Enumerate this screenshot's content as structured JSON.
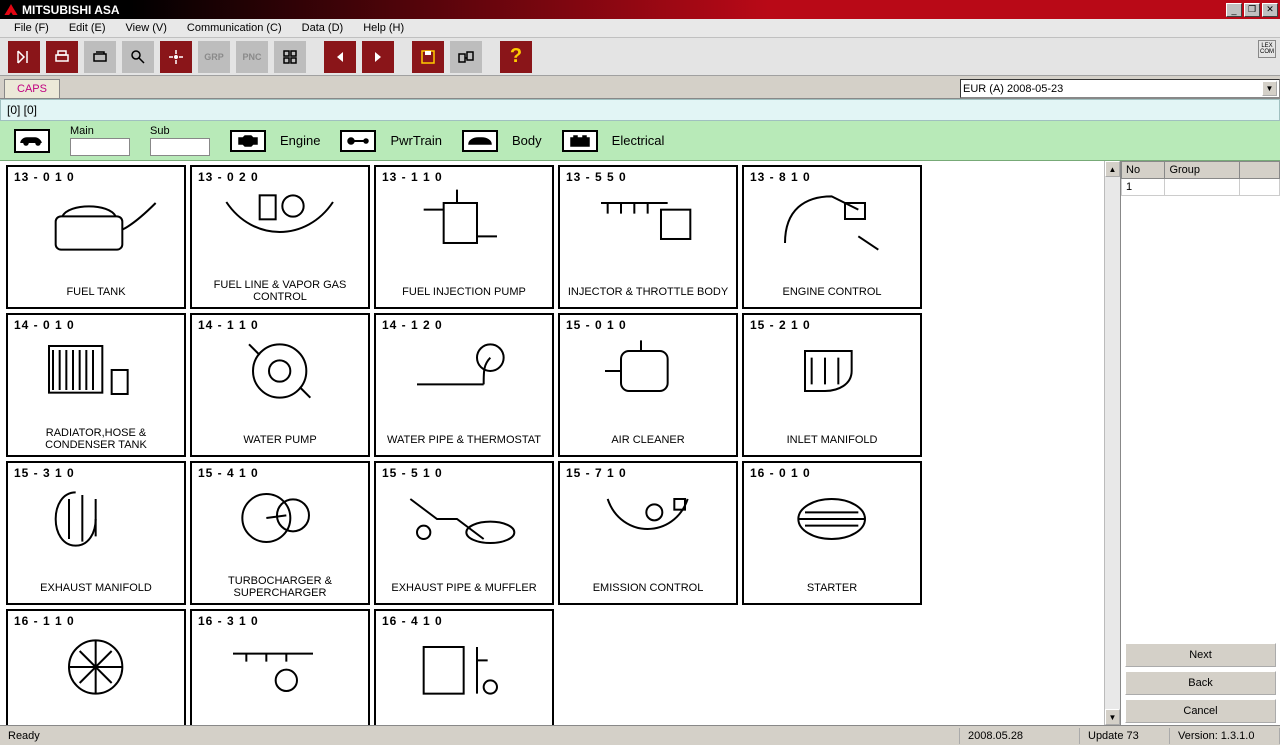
{
  "title": "MITSUBISHI ASA",
  "menu": [
    "File (F)",
    "Edit (E)",
    "View (V)",
    "Communication (C)",
    "Data (D)",
    "Help (H)"
  ],
  "tab": "CAPS",
  "region_combo": "EUR (A)   2008-05-23",
  "infoline": "[0] [0]",
  "filter": {
    "main_label": "Main",
    "sub_label": "Sub",
    "main_value": "",
    "sub_value": "",
    "categories": [
      "Engine",
      "PwrTrain",
      "Body",
      "Electrical"
    ]
  },
  "parts": [
    {
      "code": "13-010",
      "label": "FUEL TANK"
    },
    {
      "code": "13-020",
      "label": "FUEL LINE & VAPOR GAS CONTROL"
    },
    {
      "code": "13-110",
      "label": "FUEL INJECTION PUMP"
    },
    {
      "code": "13-550",
      "label": "INJECTOR & THROTTLE BODY"
    },
    {
      "code": "13-810",
      "label": "ENGINE CONTROL"
    },
    {
      "code": "14-010",
      "label": "RADIATOR,HOSE & CONDENSER TANK"
    },
    {
      "code": "14-110",
      "label": "WATER PUMP"
    },
    {
      "code": "14-120",
      "label": "WATER PIPE & THERMOSTAT"
    },
    {
      "code": "15-010",
      "label": "AIR CLEANER"
    },
    {
      "code": "15-210",
      "label": "INLET MANIFOLD"
    },
    {
      "code": "15-310",
      "label": "EXHAUST MANIFOLD"
    },
    {
      "code": "15-410",
      "label": "TURBOCHARGER & SUPERCHARGER"
    },
    {
      "code": "15-510",
      "label": "EXHAUST PIPE & MUFFLER"
    },
    {
      "code": "15-710",
      "label": "EMISSION CONTROL"
    },
    {
      "code": "16-010",
      "label": "STARTER"
    },
    {
      "code": "16-110",
      "label": ""
    },
    {
      "code": "16-310",
      "label": ""
    },
    {
      "code": "16-410",
      "label": ""
    }
  ],
  "side_table": {
    "headers": [
      "No",
      "Group"
    ],
    "rows": [
      [
        "1",
        ""
      ]
    ]
  },
  "buttons": {
    "next": "Next",
    "back": "Back",
    "cancel": "Cancel"
  },
  "status": {
    "ready": "Ready",
    "date": "2008.05.28",
    "update": "Update 73",
    "version": "Version: 1.3.1.0"
  },
  "lexcom": "LEX COM"
}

- **Direction**
Report the number of lines holding the string "PUMP", without any other words.

- **Correct response**
2